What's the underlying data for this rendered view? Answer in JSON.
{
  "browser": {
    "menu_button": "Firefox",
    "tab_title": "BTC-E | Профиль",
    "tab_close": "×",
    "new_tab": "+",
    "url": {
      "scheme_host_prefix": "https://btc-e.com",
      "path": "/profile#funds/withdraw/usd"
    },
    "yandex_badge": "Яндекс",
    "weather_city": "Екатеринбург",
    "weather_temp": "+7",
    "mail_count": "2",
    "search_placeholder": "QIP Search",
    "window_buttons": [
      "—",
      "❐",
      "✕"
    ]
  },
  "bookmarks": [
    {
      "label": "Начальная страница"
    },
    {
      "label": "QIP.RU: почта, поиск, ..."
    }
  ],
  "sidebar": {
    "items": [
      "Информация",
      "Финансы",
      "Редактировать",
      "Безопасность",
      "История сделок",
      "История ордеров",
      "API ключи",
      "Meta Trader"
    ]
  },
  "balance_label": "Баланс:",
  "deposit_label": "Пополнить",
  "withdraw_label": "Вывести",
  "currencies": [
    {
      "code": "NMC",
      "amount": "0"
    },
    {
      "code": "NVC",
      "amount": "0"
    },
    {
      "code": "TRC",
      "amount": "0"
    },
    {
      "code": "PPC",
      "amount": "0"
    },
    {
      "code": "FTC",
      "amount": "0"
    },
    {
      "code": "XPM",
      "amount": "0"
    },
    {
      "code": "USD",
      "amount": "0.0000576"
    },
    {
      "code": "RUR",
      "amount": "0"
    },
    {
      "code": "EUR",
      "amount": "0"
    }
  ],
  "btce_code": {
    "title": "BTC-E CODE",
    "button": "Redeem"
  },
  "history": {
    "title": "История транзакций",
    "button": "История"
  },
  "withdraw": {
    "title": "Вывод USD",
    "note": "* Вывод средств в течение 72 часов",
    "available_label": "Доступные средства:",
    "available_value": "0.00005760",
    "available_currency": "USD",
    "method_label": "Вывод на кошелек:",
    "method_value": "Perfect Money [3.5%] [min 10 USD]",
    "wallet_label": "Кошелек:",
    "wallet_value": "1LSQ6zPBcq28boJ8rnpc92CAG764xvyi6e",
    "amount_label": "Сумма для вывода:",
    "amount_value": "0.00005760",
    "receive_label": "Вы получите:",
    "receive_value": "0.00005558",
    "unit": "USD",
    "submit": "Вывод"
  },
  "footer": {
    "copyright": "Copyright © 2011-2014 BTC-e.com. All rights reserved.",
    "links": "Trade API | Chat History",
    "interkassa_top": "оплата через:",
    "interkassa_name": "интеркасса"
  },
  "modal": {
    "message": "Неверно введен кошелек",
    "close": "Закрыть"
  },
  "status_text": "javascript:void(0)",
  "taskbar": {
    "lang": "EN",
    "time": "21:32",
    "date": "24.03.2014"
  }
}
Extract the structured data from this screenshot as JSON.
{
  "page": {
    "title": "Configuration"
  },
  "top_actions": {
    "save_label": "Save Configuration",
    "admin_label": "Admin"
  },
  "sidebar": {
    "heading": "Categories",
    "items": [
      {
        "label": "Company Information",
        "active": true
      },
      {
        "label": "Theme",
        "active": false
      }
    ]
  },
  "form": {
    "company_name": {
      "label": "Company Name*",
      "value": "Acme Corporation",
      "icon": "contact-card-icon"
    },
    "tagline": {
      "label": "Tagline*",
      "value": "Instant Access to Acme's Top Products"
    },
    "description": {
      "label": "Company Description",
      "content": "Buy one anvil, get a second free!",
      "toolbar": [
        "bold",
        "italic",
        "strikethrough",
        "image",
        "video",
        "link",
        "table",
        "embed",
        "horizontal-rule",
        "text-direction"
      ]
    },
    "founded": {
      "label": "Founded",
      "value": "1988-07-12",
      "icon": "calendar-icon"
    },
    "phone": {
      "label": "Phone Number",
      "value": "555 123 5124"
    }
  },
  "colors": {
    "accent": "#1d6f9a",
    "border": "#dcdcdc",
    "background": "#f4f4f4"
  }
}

###

## [INSTRUCTIONS FOR THE TASK]
Restate word for word the lines from the one holding "Extract the structured" to the end of the listing, both ends included, and nothing more.

## [RESULT BELOW]
Extract the structured data from this screenshot as JSON.
{
  "page": {
    "title": "Configuration"
  },
  "top_actions": {
    "save_label": "Save Configuration",
    "admin_label": "Admin"
  },
  "sidebar": {
    "heading": "Categories",
    "items": [
      {
        "label": "Company Information",
        "active": true
      },
      {
        "label": "Theme",
        "active": false
      }
    ]
  },
  "form": {
    "company_name": {
      "label": "Company Name*",
      "value": "Acme Corporation",
      "icon": "contact-card-icon"
    },
    "tagline": {
      "label": "Tagline*",
      "value": "Instant Access to Acme's Top Products"
    },
    "description": {
      "label": "Company Description",
      "content": "Buy one anvil, get a second free!",
      "toolbar": [
        "bold",
        "italic",
        "strikethrough",
        "image",
        "video",
        "link",
        "table",
        "embed",
        "horizontal-rule",
        "text-direction"
      ]
    },
    "founded": {
      "label": "Founded",
      "value": "1988-07-12",
      "icon": "calendar-icon"
    },
    "phone": {
      "label": "Phone Number",
      "value": "555 123 5124"
    }
  },
  "colors": {
    "accent": "#1d6f9a",
    "border": "#dcdcdc",
    "background": "#f4f4f4"
  }
}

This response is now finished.